## PROBLEM
Collect every line of the records below that contains the word "this".

^^^^^^^^^^^^^^^^

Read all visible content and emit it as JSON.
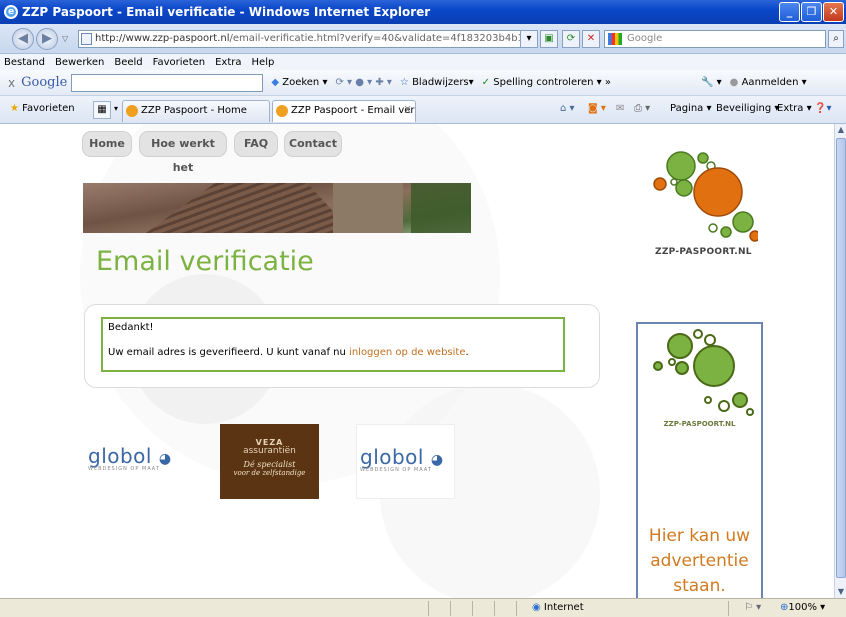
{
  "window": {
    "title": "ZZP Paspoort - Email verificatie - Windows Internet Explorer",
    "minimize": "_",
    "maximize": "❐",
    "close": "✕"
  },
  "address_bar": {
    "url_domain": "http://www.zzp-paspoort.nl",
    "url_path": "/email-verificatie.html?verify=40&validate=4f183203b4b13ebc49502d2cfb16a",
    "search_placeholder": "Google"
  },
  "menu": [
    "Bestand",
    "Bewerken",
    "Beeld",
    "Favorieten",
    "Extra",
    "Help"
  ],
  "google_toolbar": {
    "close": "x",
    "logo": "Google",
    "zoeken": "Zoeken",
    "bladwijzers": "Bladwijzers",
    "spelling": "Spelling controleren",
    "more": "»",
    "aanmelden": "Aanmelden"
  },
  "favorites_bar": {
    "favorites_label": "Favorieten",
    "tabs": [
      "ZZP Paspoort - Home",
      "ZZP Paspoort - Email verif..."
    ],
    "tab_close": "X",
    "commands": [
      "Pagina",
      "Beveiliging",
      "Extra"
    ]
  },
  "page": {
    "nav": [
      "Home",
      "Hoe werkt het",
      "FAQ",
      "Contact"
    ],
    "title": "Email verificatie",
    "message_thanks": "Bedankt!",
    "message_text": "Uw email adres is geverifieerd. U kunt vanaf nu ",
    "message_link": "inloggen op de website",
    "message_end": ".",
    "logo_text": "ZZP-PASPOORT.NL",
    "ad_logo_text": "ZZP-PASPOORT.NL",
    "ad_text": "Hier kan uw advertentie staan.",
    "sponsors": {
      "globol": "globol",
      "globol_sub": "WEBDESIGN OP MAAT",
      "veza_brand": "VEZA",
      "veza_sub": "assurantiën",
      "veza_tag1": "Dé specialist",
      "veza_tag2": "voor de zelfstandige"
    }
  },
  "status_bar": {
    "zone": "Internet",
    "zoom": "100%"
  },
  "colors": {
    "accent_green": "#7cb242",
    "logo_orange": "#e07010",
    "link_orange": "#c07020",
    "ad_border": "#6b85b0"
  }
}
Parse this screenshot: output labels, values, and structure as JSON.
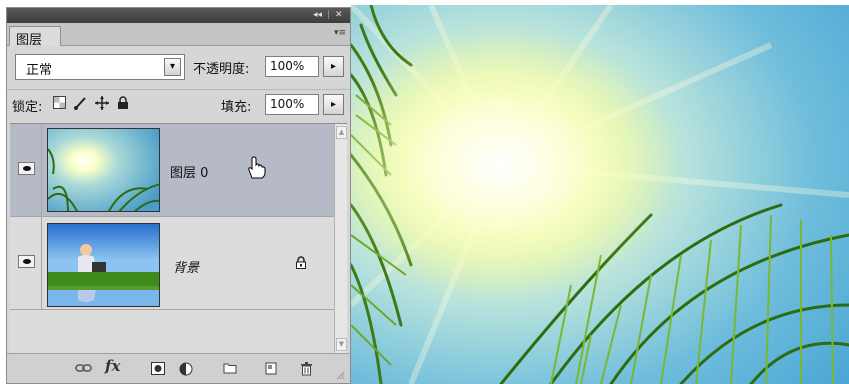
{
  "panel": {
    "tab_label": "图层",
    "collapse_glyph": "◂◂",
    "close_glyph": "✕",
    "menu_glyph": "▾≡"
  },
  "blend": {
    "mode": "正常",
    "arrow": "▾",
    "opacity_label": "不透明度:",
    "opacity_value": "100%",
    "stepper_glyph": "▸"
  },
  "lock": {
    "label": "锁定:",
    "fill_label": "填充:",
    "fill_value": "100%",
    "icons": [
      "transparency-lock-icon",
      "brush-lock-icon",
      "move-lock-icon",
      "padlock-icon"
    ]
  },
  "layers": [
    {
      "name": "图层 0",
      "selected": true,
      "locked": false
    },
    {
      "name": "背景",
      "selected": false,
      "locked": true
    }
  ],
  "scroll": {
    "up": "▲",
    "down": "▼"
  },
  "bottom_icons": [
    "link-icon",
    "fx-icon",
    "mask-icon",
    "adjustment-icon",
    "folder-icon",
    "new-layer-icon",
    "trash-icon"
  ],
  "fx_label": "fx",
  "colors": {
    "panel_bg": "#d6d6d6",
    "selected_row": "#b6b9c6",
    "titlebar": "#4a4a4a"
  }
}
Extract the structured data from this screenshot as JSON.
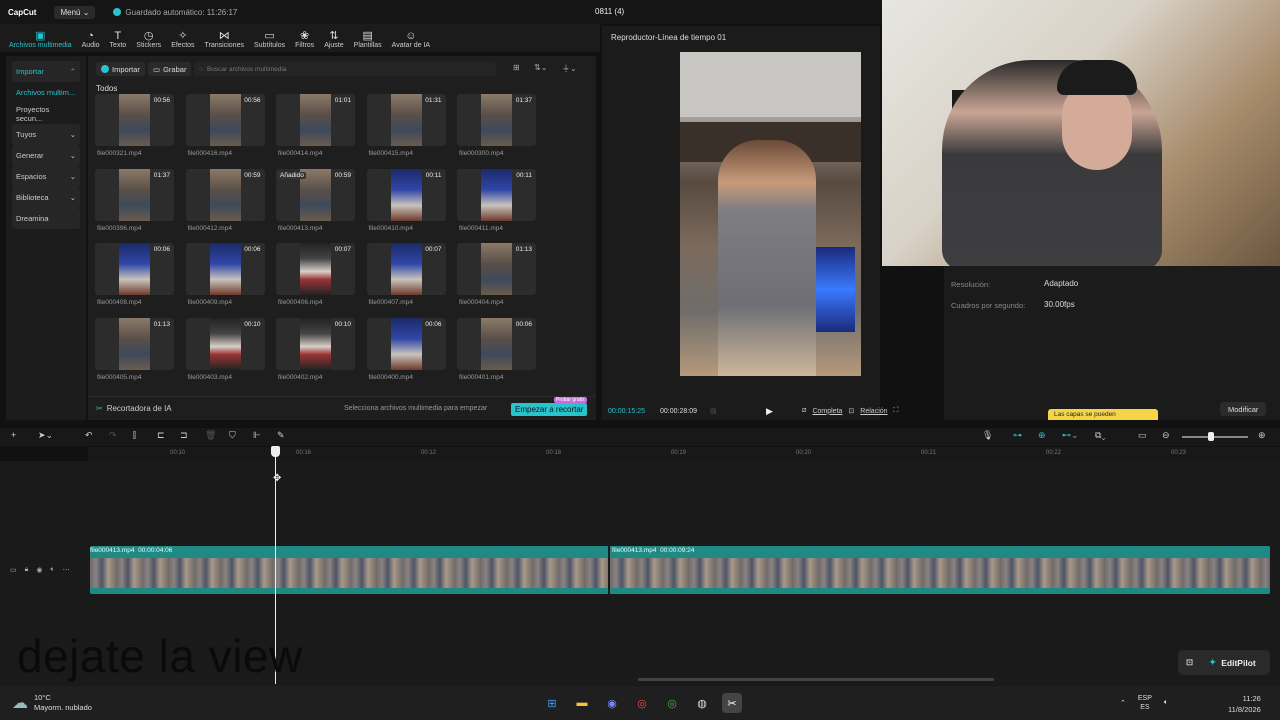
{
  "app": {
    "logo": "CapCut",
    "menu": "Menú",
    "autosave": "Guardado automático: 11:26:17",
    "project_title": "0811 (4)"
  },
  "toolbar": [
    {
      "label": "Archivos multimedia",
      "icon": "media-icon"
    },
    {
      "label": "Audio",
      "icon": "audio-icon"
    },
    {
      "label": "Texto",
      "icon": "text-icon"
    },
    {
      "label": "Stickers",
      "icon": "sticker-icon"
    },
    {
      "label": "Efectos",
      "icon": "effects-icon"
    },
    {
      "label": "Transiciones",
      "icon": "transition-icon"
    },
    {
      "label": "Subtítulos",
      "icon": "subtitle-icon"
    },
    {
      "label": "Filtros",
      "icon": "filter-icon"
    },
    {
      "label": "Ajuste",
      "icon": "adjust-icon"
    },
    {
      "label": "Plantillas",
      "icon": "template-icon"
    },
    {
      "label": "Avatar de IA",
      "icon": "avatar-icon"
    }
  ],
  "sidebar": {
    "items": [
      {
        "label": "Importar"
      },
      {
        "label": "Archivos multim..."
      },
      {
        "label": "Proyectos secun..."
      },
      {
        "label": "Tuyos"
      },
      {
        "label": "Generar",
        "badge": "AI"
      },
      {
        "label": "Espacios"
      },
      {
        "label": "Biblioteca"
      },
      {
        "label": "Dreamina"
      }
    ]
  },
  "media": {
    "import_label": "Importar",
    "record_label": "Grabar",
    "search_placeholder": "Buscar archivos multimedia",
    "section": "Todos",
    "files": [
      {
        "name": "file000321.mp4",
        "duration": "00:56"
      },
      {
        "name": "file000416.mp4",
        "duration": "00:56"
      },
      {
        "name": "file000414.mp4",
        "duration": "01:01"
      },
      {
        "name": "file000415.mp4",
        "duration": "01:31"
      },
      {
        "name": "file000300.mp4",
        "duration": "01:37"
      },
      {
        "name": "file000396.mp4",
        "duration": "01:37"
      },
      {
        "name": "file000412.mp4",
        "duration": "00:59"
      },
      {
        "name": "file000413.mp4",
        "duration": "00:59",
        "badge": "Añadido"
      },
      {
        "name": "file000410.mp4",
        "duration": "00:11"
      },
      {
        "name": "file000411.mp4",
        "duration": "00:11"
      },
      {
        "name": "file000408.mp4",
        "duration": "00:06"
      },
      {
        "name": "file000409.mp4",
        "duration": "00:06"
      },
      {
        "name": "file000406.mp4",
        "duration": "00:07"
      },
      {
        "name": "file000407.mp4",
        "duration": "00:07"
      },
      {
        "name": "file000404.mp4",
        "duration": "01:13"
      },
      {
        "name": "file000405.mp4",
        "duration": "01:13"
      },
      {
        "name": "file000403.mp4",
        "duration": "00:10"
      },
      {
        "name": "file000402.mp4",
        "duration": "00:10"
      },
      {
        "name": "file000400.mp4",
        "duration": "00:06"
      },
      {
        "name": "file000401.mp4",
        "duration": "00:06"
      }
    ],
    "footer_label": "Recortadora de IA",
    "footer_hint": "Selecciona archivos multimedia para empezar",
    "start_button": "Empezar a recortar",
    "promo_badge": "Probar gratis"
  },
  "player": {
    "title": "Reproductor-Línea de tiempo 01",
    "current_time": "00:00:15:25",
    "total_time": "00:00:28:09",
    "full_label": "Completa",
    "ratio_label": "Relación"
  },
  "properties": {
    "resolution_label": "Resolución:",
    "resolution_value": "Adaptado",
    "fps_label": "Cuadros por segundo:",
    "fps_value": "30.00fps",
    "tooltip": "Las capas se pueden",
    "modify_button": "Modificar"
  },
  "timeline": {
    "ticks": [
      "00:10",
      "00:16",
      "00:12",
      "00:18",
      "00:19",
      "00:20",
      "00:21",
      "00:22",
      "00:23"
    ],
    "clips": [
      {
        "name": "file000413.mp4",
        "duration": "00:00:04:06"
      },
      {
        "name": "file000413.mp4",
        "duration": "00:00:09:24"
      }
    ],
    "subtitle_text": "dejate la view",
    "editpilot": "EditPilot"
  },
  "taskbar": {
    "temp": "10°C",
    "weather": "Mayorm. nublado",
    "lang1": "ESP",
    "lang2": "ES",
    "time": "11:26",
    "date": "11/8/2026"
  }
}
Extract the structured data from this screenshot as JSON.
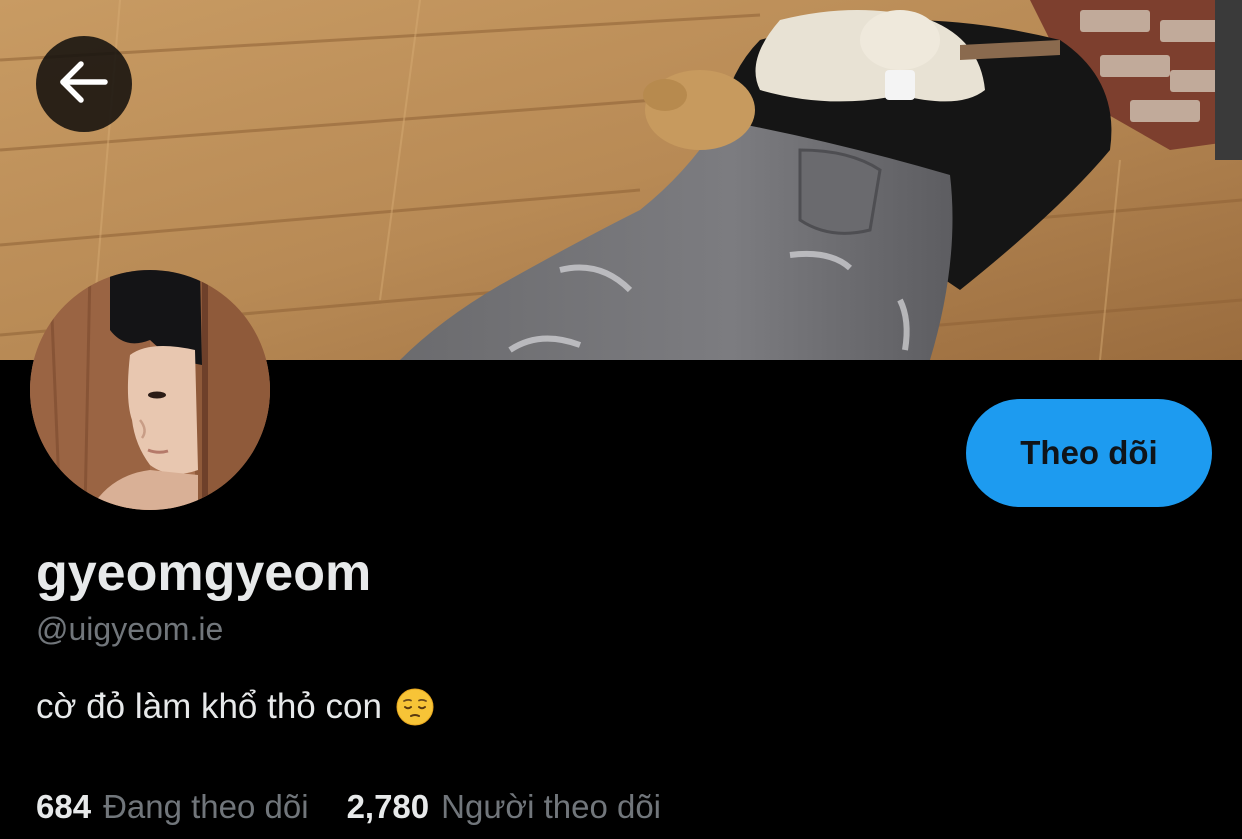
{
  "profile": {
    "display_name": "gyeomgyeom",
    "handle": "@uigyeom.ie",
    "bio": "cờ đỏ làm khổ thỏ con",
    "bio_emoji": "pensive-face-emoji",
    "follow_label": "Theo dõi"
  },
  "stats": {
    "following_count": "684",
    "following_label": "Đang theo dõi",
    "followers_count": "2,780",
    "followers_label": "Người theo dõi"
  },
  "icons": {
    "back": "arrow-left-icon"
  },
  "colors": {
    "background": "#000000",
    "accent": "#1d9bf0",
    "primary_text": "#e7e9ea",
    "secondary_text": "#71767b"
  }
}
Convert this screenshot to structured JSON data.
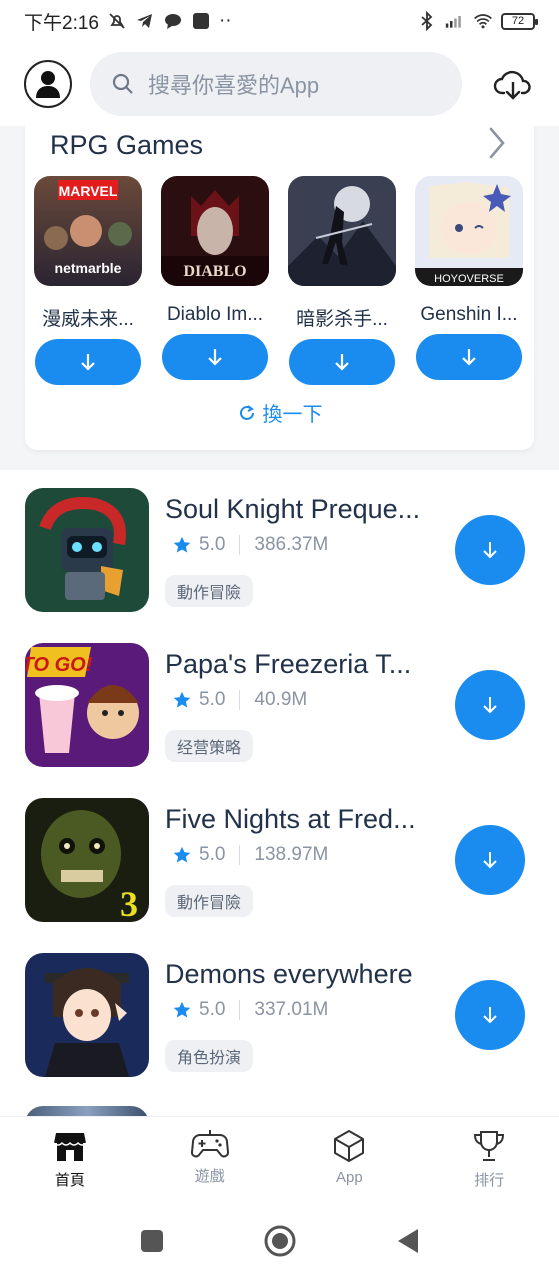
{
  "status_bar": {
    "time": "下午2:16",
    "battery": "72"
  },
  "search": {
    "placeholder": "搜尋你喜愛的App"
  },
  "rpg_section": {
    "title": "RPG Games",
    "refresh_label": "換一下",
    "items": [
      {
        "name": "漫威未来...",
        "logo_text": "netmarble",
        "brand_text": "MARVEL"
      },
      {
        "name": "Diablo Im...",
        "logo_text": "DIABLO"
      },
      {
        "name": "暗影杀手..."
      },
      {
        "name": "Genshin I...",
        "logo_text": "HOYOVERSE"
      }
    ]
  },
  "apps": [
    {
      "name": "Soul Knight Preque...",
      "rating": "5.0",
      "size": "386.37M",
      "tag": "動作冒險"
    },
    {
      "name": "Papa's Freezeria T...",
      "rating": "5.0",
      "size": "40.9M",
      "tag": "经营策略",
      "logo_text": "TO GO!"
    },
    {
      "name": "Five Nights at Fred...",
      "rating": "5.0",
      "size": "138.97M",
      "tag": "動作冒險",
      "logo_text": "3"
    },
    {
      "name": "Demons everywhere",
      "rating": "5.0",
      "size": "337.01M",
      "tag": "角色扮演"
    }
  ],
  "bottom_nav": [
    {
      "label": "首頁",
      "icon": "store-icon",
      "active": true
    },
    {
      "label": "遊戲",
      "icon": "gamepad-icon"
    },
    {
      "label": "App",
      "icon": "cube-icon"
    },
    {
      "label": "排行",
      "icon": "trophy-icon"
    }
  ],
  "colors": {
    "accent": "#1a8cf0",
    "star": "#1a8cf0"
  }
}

^^^^^^^^^^^^^^^^

## RESULT OF THE TASK
Parse this screenshot: output labels, values, and structure as JSON.
Extract the structured data from this screenshot as JSON.
Extract the structured data from this screenshot as JSON.
Convert this screenshot to structured JSON data.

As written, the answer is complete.